Data excerpts:
---

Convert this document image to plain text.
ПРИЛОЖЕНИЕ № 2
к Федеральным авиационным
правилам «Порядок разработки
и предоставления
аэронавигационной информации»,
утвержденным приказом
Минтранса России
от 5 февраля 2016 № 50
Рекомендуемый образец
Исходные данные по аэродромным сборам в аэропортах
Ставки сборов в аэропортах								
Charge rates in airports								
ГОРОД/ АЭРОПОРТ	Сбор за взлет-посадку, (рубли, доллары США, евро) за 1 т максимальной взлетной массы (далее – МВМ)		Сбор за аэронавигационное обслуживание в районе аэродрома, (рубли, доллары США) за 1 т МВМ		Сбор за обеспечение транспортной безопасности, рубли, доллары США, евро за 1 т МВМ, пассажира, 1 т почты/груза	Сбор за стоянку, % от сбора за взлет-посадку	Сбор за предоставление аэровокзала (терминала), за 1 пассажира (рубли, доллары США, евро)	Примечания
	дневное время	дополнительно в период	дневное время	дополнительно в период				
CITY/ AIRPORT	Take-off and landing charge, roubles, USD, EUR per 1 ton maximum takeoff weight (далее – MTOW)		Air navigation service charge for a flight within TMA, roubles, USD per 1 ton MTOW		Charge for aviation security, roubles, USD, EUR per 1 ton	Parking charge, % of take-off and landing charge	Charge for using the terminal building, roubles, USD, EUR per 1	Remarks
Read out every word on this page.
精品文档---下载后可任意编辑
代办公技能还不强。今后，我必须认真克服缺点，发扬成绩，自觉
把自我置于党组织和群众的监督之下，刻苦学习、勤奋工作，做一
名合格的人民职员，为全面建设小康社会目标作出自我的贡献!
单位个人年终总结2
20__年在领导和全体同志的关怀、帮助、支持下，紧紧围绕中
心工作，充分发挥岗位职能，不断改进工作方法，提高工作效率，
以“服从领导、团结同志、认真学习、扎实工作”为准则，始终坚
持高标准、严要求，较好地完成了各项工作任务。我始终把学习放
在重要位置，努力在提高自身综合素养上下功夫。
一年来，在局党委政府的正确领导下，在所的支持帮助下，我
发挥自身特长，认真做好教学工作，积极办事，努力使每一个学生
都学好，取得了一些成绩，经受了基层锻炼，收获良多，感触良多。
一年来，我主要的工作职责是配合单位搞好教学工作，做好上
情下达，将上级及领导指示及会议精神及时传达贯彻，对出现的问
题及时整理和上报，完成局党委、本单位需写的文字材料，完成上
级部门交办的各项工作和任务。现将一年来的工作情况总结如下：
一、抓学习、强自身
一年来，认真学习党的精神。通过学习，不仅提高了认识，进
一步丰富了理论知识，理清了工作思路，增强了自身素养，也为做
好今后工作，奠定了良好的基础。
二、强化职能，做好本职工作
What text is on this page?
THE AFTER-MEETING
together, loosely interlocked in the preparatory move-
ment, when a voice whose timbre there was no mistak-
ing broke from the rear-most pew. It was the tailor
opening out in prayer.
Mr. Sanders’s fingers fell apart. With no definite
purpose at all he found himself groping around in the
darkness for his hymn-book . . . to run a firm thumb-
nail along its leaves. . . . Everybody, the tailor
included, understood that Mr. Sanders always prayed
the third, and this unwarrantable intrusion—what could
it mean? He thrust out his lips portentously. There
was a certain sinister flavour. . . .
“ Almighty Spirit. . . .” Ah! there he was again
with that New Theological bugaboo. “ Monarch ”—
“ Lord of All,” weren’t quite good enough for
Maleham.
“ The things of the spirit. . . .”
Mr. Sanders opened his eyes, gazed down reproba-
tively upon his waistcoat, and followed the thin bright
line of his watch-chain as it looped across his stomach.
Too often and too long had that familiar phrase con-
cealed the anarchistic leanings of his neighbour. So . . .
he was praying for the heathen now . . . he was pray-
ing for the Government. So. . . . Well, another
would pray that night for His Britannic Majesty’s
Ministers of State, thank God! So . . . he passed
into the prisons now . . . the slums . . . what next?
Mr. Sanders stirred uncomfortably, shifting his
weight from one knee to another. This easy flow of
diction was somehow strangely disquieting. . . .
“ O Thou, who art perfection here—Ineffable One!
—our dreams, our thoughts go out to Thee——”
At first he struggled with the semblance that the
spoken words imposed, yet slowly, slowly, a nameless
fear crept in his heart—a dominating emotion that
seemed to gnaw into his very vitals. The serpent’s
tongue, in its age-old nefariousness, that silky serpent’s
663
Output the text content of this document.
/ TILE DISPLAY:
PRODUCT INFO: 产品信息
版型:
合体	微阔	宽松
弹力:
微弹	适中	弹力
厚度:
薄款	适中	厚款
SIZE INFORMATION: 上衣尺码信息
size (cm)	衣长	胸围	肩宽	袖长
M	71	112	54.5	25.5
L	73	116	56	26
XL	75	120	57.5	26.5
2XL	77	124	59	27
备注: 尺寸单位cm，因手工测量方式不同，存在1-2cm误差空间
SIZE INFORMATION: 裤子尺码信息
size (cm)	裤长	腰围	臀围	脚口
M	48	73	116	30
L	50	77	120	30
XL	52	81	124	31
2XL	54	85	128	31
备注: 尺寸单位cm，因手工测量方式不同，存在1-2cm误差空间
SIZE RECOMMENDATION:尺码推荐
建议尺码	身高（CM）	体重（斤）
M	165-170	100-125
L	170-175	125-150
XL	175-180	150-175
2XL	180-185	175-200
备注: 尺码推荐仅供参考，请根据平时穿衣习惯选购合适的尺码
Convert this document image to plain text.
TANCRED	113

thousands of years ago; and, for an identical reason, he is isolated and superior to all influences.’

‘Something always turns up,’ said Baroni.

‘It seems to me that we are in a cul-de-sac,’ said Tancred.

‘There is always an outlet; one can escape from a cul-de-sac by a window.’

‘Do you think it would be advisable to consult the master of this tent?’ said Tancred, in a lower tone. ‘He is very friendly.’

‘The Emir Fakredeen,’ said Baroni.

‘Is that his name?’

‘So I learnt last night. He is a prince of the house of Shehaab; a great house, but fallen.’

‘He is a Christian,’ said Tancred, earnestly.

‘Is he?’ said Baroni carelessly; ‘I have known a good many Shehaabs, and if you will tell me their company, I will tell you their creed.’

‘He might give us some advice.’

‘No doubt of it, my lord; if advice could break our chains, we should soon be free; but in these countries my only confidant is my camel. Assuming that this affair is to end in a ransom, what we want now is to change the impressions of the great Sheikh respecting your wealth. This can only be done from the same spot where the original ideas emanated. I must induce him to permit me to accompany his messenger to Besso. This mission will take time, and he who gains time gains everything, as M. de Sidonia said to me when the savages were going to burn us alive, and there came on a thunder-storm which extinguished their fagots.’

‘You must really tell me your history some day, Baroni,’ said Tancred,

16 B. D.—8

---

* PROBLEM:
Recopy the whole listing exactly.

* FINISHED EXERCISE:
Convert this document image to plain text.
ПРИЛОЖЕНИЕ № 2
к Федеральным авиационным
правилам «Порядок разработки
и предоставления
аэронавигационной информации»,
утвержденным приказом
Минтранса России
от 5 февраля 2016 № 50
Рекомендуемый образец
Исходные данные по аэродромным сборам в аэропортах
Ставки сборов в аэропортах								
Charge rates in airports								
ГОРОД/ АЭРОПОРТ	Сбор за взлет-посадку, (рубли, доллары США, евро) за 1 т максимальной взлетной массы (далее – МВМ)		Сбор за аэронавигационное обслуживание в районе аэродрома, (рубли, доллары США) за 1 т МВМ		Сбор за обеспечение транспортной безопасности, рубли, доллары США, евро за 1 т МВМ, пассажира, 1 т почты/груза	Сбор за стоянку, % от сбора за взлет-посадку	Сбор за предоставление аэровокзала (терминала), за 1 пассажира (рубли, доллары США, евро)	Примечания
	дневное время	дополнительно в период	дневное время	дополнительно в период				
CITY/ AIRPORT	Take-off and landing charge, roubles, USD, EUR per 1 ton maximum takeoff weight (далее – MTOW)		Air navigation service charge for a flight within TMA, roubles, USD per 1 ton MTOW		Charge for aviation security, roubles, USD, EUR per 1 ton	Parking charge, % of take-off and landing charge	Charge for using the terminal building, roubles, USD, EUR per 1	Remarks
Read out every word on this page.
精品文档---下载后可任意编辑
代办公技能还不强。今后，我必须认真克服缺点，发扬成绩，自觉
把自我置于党组织和群众的监督之下，刻苦学习、勤奋工作，做一
名合格的人民职员，为全面建设小康社会目标作出自我的贡献!
单位个人年终总结2
20__年在领导和全体同志的关怀、帮助、支持下，紧紧围绕中
心工作，充分发挥岗位职能，不断改进工作方法，提高工作效率，
以“服从领导、团结同志、认真学习、扎实工作”为准则，始终坚
持高标准、严要求，较好地完成了各项工作任务。我始终把学习放
在重要位置，努力在提高自身综合素养上下功夫。
一年来，在局党委政府的正确领导下，在所的支持帮助下，我
发挥自身特长，认真做好教学工作，积极办事，努力使每一个学生
都学好，取得了一些成绩，经受了基层锻炼，收获良多，感触良多。
一年来，我主要的工作职责是配合单位搞好教学工作，做好上
情下达，将上级及领导指示及会议精神及时传达贯彻，对出现的问
题及时整理和上报，完成局党委、本单位需写的文字材料，完成上
级部门交办的各项工作和任务。现将一年来的工作情况总结如下：
一、抓学习、强自身
一年来，认真学习党的精神。通过学习，不仅提高了认识，进
一步丰富了理论知识，理清了工作思路，增强了自身素养，也为做
好今后工作，奠定了良好的基础。
二、强化职能，做好本职工作
What text is on this page?
THE AFTER-MEETING
together, loosely interlocked in the preparatory move-
ment, when a voice whose timbre there was no mistak-
ing broke from the rear-most pew. It was the tailor
opening out in prayer.
Mr. Sanders’s fingers fell apart. With no definite
purpose at all he found himself groping around in the
darkness for his hymn-book . . . to run a firm thumb-
nail along its leaves. . . . Everybody, the tailor
included, understood that Mr. Sanders always prayed
the third, and this unwarrantable intrusion—what could
it mean? He thrust out his lips portentously. There
was a certain sinister flavour. . . .
“ Almighty Spirit. . . .” Ah! there he was again
with that New Theological bugaboo. “ Monarch ”—
“ Lord of All,” weren’t quite good enough for
Maleham.
“ The things of the spirit. . . .”
Mr. Sanders opened his eyes, gazed down reproba-
tively upon his waistcoat, and followed the thin bright
line of his watch-chain as it looped across his stomach.
Too often and too long had that familiar phrase con-
cealed the anarchistic leanings of his neighbour. So . . .
he was praying for the heathen now . . . he was pray-
ing for the Government. So. . . . Well, another
would pray that night for His Britannic Majesty’s
Ministers of State, thank God! So . . . he passed
into the prisons now . . . the slums . . . what next?
Mr. Sanders stirred uncomfortably, shifting his
weight from one knee to another. This easy flow of
diction was somehow strangely disquieting. . . .
“ O Thou, who art perfection here—Ineffable One!
—our dreams, our thoughts go out to Thee——”
At first he struggled with the semblance that the
spoken words imposed, yet slowly, slowly, a nameless
fear crept in his heart—a dominating emotion that
seemed to gnaw into his very vitals. The serpent’s
tongue, in its age-old nefariousness, that silky serpent’s
663
Output the text content of this document.
/ TILE DISPLAY:
PRODUCT INFO: 产品信息
版型:
合体	微阔	宽松
弹力:
微弹	适中	弹力
厚度:
薄款	适中	厚款
SIZE INFORMATION: 上衣尺码信息
size (cm)	衣长	胸围	肩宽	袖长
M	71	112	54.5	25.5
L	73	116	56	26
XL	75	120	57.5	26.5
2XL	77	124	59	27
备注: 尺寸单位cm，因手工测量方式不同，存在1-2cm误差空间
SIZE INFORMATION: 裤子尺码信息
size (cm)	裤长	腰围	臀围	脚口
M	48	73	116	30
L	50	77	120	30
XL	52	81	124	31
2XL	54	85	128	31
备注: 尺寸单位cm，因手工测量方式不同，存在1-2cm误差空间
SIZE RECOMMENDATION:尺码推荐
建议尺码	身高（CM）	体重（斤）
M	165-170	100-125
L	170-175	125-150
XL	175-180	150-175
2XL	180-185	175-200
备注: 尺码推荐仅供参考，请根据平时穿衣习惯选购合适的尺码
Convert this document image to plain text.
TANCRED	113

thousands of years ago; and, for an identical reason, he is isolated and superior to all influences.’

‘Something always turns up,’ said Baroni.

‘It seems to me that we are in a cul-de-sac,’ said Tancred.

‘There is always an outlet; one can escape from a cul-de-sac by a window.’

‘Do you think it would be advisable to consult the master of this tent?’ said Tancred, in a lower tone. ‘He is very friendly.’

‘The Emir Fakredeen,’ said Baroni.

‘Is that his name?’

‘So I learnt last night. He is a prince of the house of Shehaab; a great house, but fallen.’

‘He is a Christian,’ said Tancred, earnestly.

‘Is he?’ said Baroni carelessly; ‘I have known a good many Shehaabs, and if you will tell me their company, I will tell you their creed.’

‘He might give us some advice.’

‘No doubt of it, my lord; if advice could break our chains, we should soon be free; but in these countries my only confidant is my camel. Assuming that this affair is to end in a ransom, what we want now is to change the impressions of the great Sheikh respecting your wealth. This can only be done from the same spot where the original ideas emanated. I must induce him to permit me to accompany his messenger to Besso. This mission will take time, and he who gains time gains everything, as M. de Sidonia said to me when the savages were going to burn us alive, and there came on a thunder-storm which extinguished their fagots.’

‘You must really tell me your history some day, Baroni,’ said Tancred,

16 B. D.—8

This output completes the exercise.